(Structured figure records)

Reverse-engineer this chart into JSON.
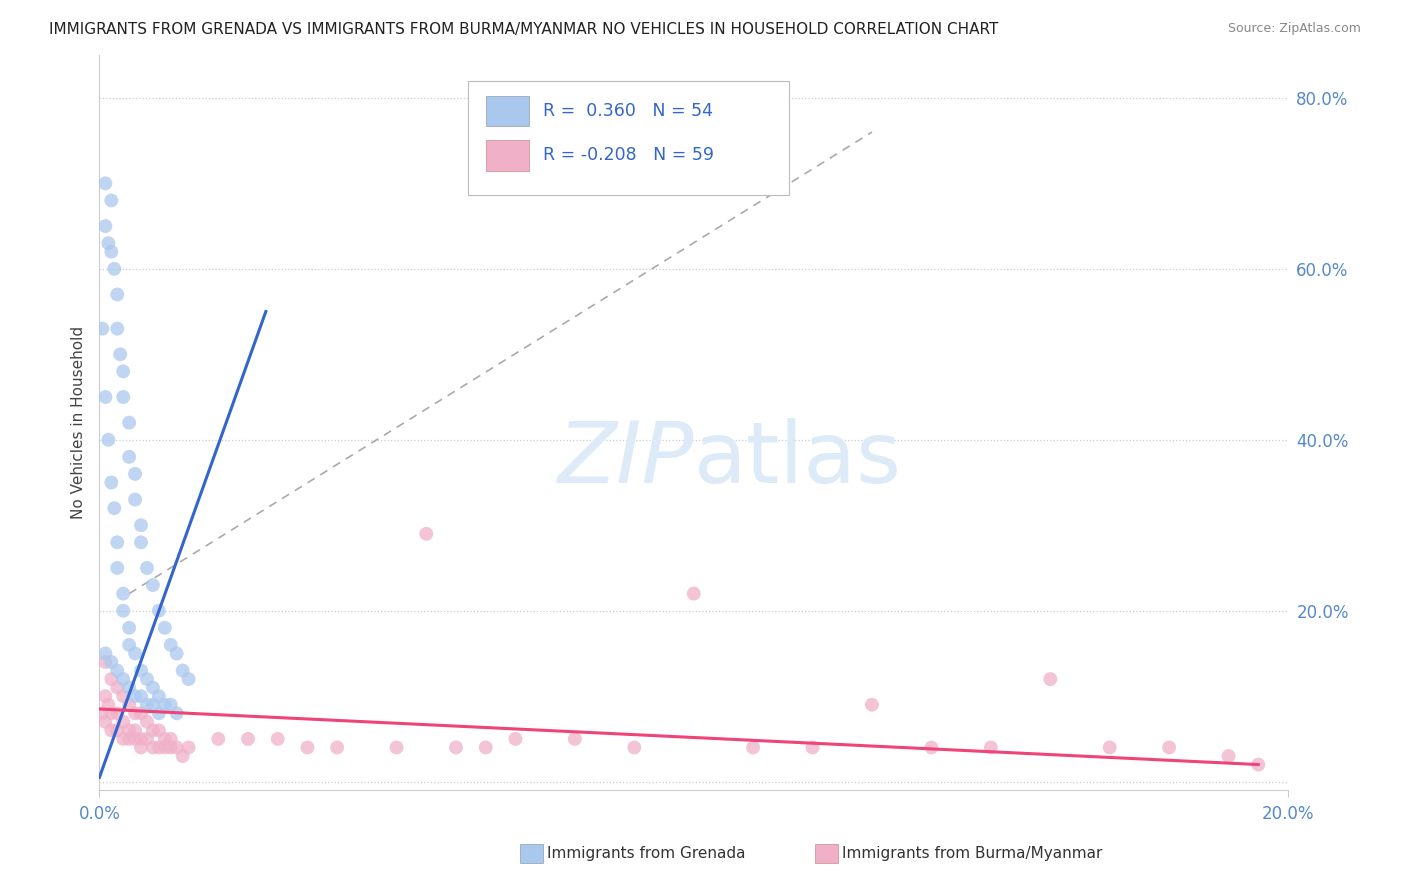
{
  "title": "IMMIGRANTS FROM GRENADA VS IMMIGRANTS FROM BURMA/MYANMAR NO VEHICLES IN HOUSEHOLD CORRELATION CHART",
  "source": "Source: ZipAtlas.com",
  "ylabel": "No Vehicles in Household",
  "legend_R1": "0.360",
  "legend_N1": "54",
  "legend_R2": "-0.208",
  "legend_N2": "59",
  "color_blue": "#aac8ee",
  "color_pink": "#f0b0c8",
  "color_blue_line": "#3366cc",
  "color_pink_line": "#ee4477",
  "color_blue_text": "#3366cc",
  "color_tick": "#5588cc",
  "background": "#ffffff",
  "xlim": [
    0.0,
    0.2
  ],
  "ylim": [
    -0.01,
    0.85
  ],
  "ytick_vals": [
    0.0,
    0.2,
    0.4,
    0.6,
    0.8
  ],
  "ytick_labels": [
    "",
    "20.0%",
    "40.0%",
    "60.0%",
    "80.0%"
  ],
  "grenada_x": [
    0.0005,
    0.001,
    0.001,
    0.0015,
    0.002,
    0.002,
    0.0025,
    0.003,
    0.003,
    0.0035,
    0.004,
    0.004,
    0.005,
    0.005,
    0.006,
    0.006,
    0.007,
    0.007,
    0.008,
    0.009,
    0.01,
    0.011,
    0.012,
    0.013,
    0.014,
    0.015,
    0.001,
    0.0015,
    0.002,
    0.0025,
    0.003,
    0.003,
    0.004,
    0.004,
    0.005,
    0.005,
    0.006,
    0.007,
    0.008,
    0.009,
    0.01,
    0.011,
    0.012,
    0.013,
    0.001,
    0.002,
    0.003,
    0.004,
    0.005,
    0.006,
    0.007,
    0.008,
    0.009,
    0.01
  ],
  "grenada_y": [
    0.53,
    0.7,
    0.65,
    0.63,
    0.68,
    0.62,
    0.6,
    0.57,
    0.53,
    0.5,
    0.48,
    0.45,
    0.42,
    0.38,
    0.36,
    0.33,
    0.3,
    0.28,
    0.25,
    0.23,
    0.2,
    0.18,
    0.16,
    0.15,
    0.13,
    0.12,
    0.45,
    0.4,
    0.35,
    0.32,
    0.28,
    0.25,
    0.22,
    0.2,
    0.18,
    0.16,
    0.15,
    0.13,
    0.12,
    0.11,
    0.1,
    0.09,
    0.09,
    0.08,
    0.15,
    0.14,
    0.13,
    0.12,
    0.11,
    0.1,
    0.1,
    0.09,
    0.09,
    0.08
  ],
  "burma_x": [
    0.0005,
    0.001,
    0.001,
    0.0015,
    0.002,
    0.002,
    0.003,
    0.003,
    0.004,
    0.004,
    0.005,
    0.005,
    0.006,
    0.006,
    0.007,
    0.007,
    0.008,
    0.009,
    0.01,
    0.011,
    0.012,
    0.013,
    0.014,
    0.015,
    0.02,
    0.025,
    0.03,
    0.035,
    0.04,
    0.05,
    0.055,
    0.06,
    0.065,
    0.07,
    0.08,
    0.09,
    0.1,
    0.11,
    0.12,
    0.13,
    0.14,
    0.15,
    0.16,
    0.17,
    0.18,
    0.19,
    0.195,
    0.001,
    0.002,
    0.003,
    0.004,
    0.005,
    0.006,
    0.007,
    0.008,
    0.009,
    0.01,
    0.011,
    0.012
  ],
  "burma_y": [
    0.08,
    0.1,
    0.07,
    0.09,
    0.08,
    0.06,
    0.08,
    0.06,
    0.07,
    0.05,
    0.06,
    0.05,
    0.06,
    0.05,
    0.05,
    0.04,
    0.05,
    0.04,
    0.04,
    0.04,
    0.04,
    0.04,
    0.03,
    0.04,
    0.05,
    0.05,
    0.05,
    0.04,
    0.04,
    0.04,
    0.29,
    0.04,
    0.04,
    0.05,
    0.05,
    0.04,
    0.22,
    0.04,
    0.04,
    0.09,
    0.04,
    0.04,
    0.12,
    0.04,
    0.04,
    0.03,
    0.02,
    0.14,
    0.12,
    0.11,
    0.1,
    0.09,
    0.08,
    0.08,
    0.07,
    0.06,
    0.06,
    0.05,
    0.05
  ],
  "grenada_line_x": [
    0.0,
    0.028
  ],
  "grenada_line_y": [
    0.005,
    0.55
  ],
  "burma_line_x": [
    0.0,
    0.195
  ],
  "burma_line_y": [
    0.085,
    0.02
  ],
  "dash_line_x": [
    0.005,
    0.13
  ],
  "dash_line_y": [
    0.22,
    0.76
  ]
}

**Written exercise:** Omitting all images, print the listing exactly.

**Task solution:**
Reverse-engineer this chart into JSON.
{
  "title": "IMMIGRANTS FROM GRENADA VS IMMIGRANTS FROM BURMA/MYANMAR NO VEHICLES IN HOUSEHOLD CORRELATION CHART",
  "source": "Source: ZipAtlas.com",
  "ylabel": "No Vehicles in Household",
  "legend_R1": "0.360",
  "legend_N1": "54",
  "legend_R2": "-0.208",
  "legend_N2": "59",
  "color_blue": "#aac8ee",
  "color_pink": "#f0b0c8",
  "color_blue_line": "#3366cc",
  "color_pink_line": "#ee4477",
  "color_blue_text": "#3366cc",
  "color_tick": "#5588cc",
  "background": "#ffffff",
  "xlim": [
    0.0,
    0.2
  ],
  "ylim": [
    -0.01,
    0.85
  ],
  "ytick_vals": [
    0.0,
    0.2,
    0.4,
    0.6,
    0.8
  ],
  "ytick_labels": [
    "",
    "20.0%",
    "40.0%",
    "60.0%",
    "80.0%"
  ],
  "grenada_x": [
    0.0005,
    0.001,
    0.001,
    0.0015,
    0.002,
    0.002,
    0.0025,
    0.003,
    0.003,
    0.0035,
    0.004,
    0.004,
    0.005,
    0.005,
    0.006,
    0.006,
    0.007,
    0.007,
    0.008,
    0.009,
    0.01,
    0.011,
    0.012,
    0.013,
    0.014,
    0.015,
    0.001,
    0.0015,
    0.002,
    0.0025,
    0.003,
    0.003,
    0.004,
    0.004,
    0.005,
    0.005,
    0.006,
    0.007,
    0.008,
    0.009,
    0.01,
    0.011,
    0.012,
    0.013,
    0.001,
    0.002,
    0.003,
    0.004,
    0.005,
    0.006,
    0.007,
    0.008,
    0.009,
    0.01
  ],
  "grenada_y": [
    0.53,
    0.7,
    0.65,
    0.63,
    0.68,
    0.62,
    0.6,
    0.57,
    0.53,
    0.5,
    0.48,
    0.45,
    0.42,
    0.38,
    0.36,
    0.33,
    0.3,
    0.28,
    0.25,
    0.23,
    0.2,
    0.18,
    0.16,
    0.15,
    0.13,
    0.12,
    0.45,
    0.4,
    0.35,
    0.32,
    0.28,
    0.25,
    0.22,
    0.2,
    0.18,
    0.16,
    0.15,
    0.13,
    0.12,
    0.11,
    0.1,
    0.09,
    0.09,
    0.08,
    0.15,
    0.14,
    0.13,
    0.12,
    0.11,
    0.1,
    0.1,
    0.09,
    0.09,
    0.08
  ],
  "burma_x": [
    0.0005,
    0.001,
    0.001,
    0.0015,
    0.002,
    0.002,
    0.003,
    0.003,
    0.004,
    0.004,
    0.005,
    0.005,
    0.006,
    0.006,
    0.007,
    0.007,
    0.008,
    0.009,
    0.01,
    0.011,
    0.012,
    0.013,
    0.014,
    0.015,
    0.02,
    0.025,
    0.03,
    0.035,
    0.04,
    0.05,
    0.055,
    0.06,
    0.065,
    0.07,
    0.08,
    0.09,
    0.1,
    0.11,
    0.12,
    0.13,
    0.14,
    0.15,
    0.16,
    0.17,
    0.18,
    0.19,
    0.195,
    0.001,
    0.002,
    0.003,
    0.004,
    0.005,
    0.006,
    0.007,
    0.008,
    0.009,
    0.01,
    0.011,
    0.012
  ],
  "burma_y": [
    0.08,
    0.1,
    0.07,
    0.09,
    0.08,
    0.06,
    0.08,
    0.06,
    0.07,
    0.05,
    0.06,
    0.05,
    0.06,
    0.05,
    0.05,
    0.04,
    0.05,
    0.04,
    0.04,
    0.04,
    0.04,
    0.04,
    0.03,
    0.04,
    0.05,
    0.05,
    0.05,
    0.04,
    0.04,
    0.04,
    0.29,
    0.04,
    0.04,
    0.05,
    0.05,
    0.04,
    0.22,
    0.04,
    0.04,
    0.09,
    0.04,
    0.04,
    0.12,
    0.04,
    0.04,
    0.03,
    0.02,
    0.14,
    0.12,
    0.11,
    0.1,
    0.09,
    0.08,
    0.08,
    0.07,
    0.06,
    0.06,
    0.05,
    0.05
  ],
  "grenada_line_x": [
    0.0,
    0.028
  ],
  "grenada_line_y": [
    0.005,
    0.55
  ],
  "burma_line_x": [
    0.0,
    0.195
  ],
  "burma_line_y": [
    0.085,
    0.02
  ],
  "dash_line_x": [
    0.005,
    0.13
  ],
  "dash_line_y": [
    0.22,
    0.76
  ]
}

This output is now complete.